THE TASK: Each record is to be printed again precisely as it reads.

# Start of DATA TO PROCESS

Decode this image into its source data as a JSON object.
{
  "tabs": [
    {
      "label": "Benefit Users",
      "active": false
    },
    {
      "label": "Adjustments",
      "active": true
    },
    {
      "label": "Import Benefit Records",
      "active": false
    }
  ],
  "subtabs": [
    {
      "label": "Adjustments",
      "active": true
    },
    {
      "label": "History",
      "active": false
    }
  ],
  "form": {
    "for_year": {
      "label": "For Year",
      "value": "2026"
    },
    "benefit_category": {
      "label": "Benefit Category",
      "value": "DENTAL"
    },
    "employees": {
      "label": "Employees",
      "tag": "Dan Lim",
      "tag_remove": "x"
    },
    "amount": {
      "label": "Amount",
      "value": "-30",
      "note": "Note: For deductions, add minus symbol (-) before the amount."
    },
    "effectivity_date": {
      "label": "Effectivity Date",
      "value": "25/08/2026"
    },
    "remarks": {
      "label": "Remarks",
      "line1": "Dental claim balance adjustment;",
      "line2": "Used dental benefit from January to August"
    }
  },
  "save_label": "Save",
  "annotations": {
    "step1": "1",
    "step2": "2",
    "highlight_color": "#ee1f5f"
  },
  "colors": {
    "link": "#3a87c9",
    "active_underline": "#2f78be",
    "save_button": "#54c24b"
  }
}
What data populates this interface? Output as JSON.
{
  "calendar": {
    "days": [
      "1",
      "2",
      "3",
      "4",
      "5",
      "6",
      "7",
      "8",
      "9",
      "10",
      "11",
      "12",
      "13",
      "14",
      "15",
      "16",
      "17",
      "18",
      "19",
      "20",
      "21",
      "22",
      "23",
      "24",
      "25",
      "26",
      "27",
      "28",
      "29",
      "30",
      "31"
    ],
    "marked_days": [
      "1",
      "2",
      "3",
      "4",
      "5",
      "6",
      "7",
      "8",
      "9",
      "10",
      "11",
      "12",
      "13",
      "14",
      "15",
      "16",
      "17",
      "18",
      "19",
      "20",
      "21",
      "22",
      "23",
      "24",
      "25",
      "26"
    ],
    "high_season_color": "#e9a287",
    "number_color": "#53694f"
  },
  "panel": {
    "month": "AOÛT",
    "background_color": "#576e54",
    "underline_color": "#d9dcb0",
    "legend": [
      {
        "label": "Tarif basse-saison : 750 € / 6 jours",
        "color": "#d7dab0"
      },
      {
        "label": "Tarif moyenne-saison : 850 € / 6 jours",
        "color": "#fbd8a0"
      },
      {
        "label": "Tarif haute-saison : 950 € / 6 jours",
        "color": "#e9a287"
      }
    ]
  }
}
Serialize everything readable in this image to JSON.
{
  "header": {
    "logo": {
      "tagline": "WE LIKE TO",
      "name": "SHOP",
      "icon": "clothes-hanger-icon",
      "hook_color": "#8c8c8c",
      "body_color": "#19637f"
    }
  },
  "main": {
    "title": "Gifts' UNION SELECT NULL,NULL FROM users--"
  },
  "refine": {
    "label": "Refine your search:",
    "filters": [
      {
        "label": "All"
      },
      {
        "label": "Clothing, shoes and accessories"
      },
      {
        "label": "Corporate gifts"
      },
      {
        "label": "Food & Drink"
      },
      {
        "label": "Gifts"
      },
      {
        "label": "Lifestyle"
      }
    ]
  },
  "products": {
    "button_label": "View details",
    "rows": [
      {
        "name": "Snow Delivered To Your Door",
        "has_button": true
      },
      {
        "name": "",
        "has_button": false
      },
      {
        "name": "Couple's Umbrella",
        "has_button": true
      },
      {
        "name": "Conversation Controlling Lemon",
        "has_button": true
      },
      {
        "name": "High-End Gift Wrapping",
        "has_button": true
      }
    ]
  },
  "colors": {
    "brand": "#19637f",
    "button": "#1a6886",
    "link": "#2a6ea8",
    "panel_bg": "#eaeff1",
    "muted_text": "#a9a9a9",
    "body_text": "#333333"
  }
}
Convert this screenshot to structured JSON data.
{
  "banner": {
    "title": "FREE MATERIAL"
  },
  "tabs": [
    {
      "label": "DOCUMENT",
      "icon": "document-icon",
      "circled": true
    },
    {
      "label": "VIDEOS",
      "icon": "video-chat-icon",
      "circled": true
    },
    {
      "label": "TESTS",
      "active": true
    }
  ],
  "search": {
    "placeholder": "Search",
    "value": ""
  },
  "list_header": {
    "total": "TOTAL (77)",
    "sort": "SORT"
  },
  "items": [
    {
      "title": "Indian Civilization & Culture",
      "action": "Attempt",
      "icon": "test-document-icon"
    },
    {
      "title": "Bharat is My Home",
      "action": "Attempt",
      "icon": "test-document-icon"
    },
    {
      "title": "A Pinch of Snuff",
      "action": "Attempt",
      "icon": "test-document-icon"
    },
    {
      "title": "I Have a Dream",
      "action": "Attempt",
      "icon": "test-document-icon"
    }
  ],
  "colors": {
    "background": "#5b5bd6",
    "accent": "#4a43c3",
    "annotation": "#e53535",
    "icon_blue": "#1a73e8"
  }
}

# End of DATA TO PROCESS

IN RESPONSE:
Decode this image into its source data as a JSON object.
{
  "tabs": [
    {
      "label": "Benefit Users",
      "active": false
    },
    {
      "label": "Adjustments",
      "active": true
    },
    {
      "label": "Import Benefit Records",
      "active": false
    }
  ],
  "subtabs": [
    {
      "label": "Adjustments",
      "active": true
    },
    {
      "label": "History",
      "active": false
    }
  ],
  "form": {
    "for_year": {
      "label": "For Year",
      "value": "2026"
    },
    "benefit_category": {
      "label": "Benefit Category",
      "value": "DENTAL"
    },
    "employees": {
      "label": "Employees",
      "tag": "Dan Lim",
      "tag_remove": "x"
    },
    "amount": {
      "label": "Amount",
      "value": "-30",
      "note": "Note: For deductions, add minus symbol (-) before the amount."
    },
    "effectivity_date": {
      "label": "Effectivity Date",
      "value": "25/08/2026"
    },
    "remarks": {
      "label": "Remarks",
      "line1": "Dental claim balance adjustment;",
      "line2": "Used dental benefit from January to August"
    }
  },
  "save_label": "Save",
  "annotations": {
    "step1": "1",
    "step2": "2",
    "highlight_color": "#ee1f5f"
  },
  "colors": {
    "link": "#3a87c9",
    "active_underline": "#2f78be",
    "save_button": "#54c24b"
  }
}
What data populates this interface? Output as JSON.
{
  "calendar": {
    "days": [
      "1",
      "2",
      "3",
      "4",
      "5",
      "6",
      "7",
      "8",
      "9",
      "10",
      "11",
      "12",
      "13",
      "14",
      "15",
      "16",
      "17",
      "18",
      "19",
      "20",
      "21",
      "22",
      "23",
      "24",
      "25",
      "26",
      "27",
      "28",
      "29",
      "30",
      "31"
    ],
    "marked_days": [
      "1",
      "2",
      "3",
      "4",
      "5",
      "6",
      "7",
      "8",
      "9",
      "10",
      "11",
      "12",
      "13",
      "14",
      "15",
      "16",
      "17",
      "18",
      "19",
      "20",
      "21",
      "22",
      "23",
      "24",
      "25",
      "26"
    ],
    "high_season_color": "#e9a287",
    "number_color": "#53694f"
  },
  "panel": {
    "month": "AOÛT",
    "background_color": "#576e54",
    "underline_color": "#d9dcb0",
    "legend": [
      {
        "label": "Tarif basse-saison : 750 € / 6 jours",
        "color": "#d7dab0"
      },
      {
        "label": "Tarif moyenne-saison : 850 € / 6 jours",
        "color": "#fbd8a0"
      },
      {
        "label": "Tarif haute-saison : 950 € / 6 jours",
        "color": "#e9a287"
      }
    ]
  }
}
Serialize everything readable in this image to JSON.
{
  "header": {
    "logo": {
      "tagline": "WE LIKE TO",
      "name": "SHOP",
      "icon": "clothes-hanger-icon",
      "hook_color": "#8c8c8c",
      "body_color": "#19637f"
    }
  },
  "main": {
    "title": "Gifts' UNION SELECT NULL,NULL FROM users--"
  },
  "refine": {
    "label": "Refine your search:",
    "filters": [
      {
        "label": "All"
      },
      {
        "label": "Clothing, shoes and accessories"
      },
      {
        "label": "Corporate gifts"
      },
      {
        "label": "Food & Drink"
      },
      {
        "label": "Gifts"
      },
      {
        "label": "Lifestyle"
      }
    ]
  },
  "products": {
    "button_label": "View details",
    "rows": [
      {
        "name": "Snow Delivered To Your Door",
        "has_button": true
      },
      {
        "name": "",
        "has_button": false
      },
      {
        "name": "Couple's Umbrella",
        "has_button": true
      },
      {
        "name": "Conversation Controlling Lemon",
        "has_button": true
      },
      {
        "name": "High-End Gift Wrapping",
        "has_button": true
      }
    ]
  },
  "colors": {
    "brand": "#19637f",
    "button": "#1a6886",
    "link": "#2a6ea8",
    "panel_bg": "#eaeff1",
    "muted_text": "#a9a9a9",
    "body_text": "#333333"
  }
}
Convert this screenshot to structured JSON data.
{
  "banner": {
    "title": "FREE MATERIAL"
  },
  "tabs": [
    {
      "label": "DOCUMENT",
      "icon": "document-icon",
      "circled": true
    },
    {
      "label": "VIDEOS",
      "icon": "video-chat-icon",
      "circled": true
    },
    {
      "label": "TESTS",
      "active": true
    }
  ],
  "search": {
    "placeholder": "Search",
    "value": ""
  },
  "list_header": {
    "total": "TOTAL (77)",
    "sort": "SORT"
  },
  "items": [
    {
      "title": "Indian Civilization & Culture",
      "action": "Attempt",
      "icon": "test-document-icon"
    },
    {
      "title": "Bharat is My Home",
      "action": "Attempt",
      "icon": "test-document-icon"
    },
    {
      "title": "A Pinch of Snuff",
      "action": "Attempt",
      "icon": "test-document-icon"
    },
    {
      "title": "I Have a Dream",
      "action": "Attempt",
      "icon": "test-document-icon"
    }
  ],
  "colors": {
    "background": "#5b5bd6",
    "accent": "#4a43c3",
    "annotation": "#e53535",
    "icon_blue": "#1a73e8"
  }
}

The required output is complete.